SHORT TASK: Transcribe the lines below verbatim, skipping the images.

EXERCISE INPUTS:

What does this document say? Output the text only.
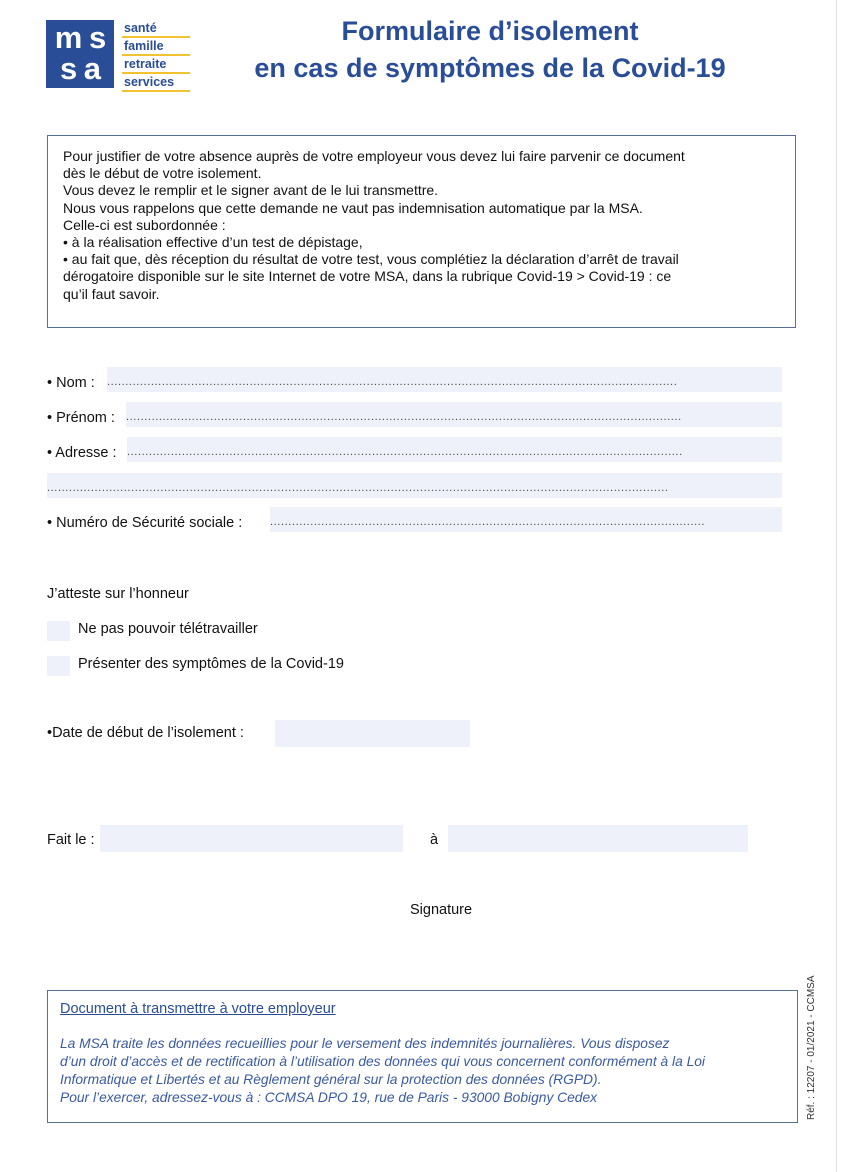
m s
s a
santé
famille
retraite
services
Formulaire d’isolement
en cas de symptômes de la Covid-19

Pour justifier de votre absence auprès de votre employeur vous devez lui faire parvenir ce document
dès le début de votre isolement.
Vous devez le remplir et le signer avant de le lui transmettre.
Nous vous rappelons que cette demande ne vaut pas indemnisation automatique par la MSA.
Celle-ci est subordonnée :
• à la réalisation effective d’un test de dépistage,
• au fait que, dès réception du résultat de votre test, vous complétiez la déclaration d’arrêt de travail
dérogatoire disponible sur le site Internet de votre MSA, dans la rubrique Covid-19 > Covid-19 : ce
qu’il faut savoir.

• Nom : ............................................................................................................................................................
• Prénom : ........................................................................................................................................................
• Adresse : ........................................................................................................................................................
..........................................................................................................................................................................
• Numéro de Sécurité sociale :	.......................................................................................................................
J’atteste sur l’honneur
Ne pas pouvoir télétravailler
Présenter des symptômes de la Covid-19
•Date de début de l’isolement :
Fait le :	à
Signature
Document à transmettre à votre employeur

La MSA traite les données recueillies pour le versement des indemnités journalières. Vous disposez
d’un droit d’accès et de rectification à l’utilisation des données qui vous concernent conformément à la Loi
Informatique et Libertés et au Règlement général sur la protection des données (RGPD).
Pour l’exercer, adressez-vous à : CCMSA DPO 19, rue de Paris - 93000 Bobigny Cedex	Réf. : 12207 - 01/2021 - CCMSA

RESULT:
What does this document say? Output the text only.
m s
s a
santé
famille
retraite
services
Formulaire d’isolement
en cas de symptômes de la Covid-19

Pour justifier de votre absence auprès de votre employeur vous devez lui faire parvenir ce document
dès le début de votre isolement.
Vous devez le remplir et le signer avant de le lui transmettre.
Nous vous rappelons que cette demande ne vaut pas indemnisation automatique par la MSA.
Celle-ci est subordonnée :
• à la réalisation effective d’un test de dépistage,
• au fait que, dès réception du résultat de votre test, vous complétiez la déclaration d’arrêt de travail
dérogatoire disponible sur le site Internet de votre MSA, dans la rubrique Covid-19 > Covid-19 : ce
qu’il faut savoir.

• Nom : ............................................................................................................................................................
• Prénom : ........................................................................................................................................................
• Adresse : ........................................................................................................................................................
..........................................................................................................................................................................
• Numéro de Sécurité sociale :	.......................................................................................................................
J’atteste sur l’honneur
Ne pas pouvoir télétravailler
Présenter des symptômes de la Covid-19
•Date de début de l’isolement :
Fait le :	à
Signature
Document à transmettre à votre employeur

La MSA traite les données recueillies pour le versement des indemnités journalières. Vous disposez
d’un droit d’accès et de rectification à l’utilisation des données qui vous concernent conformément à la Loi
Informatique et Libertés et au Règlement général sur la protection des données (RGPD).
Pour l’exercer, adressez-vous à : CCMSA DPO 19, rue de Paris - 93000 Bobigny Cedex	Réf. : 12207 - 01/2021 - CCMSA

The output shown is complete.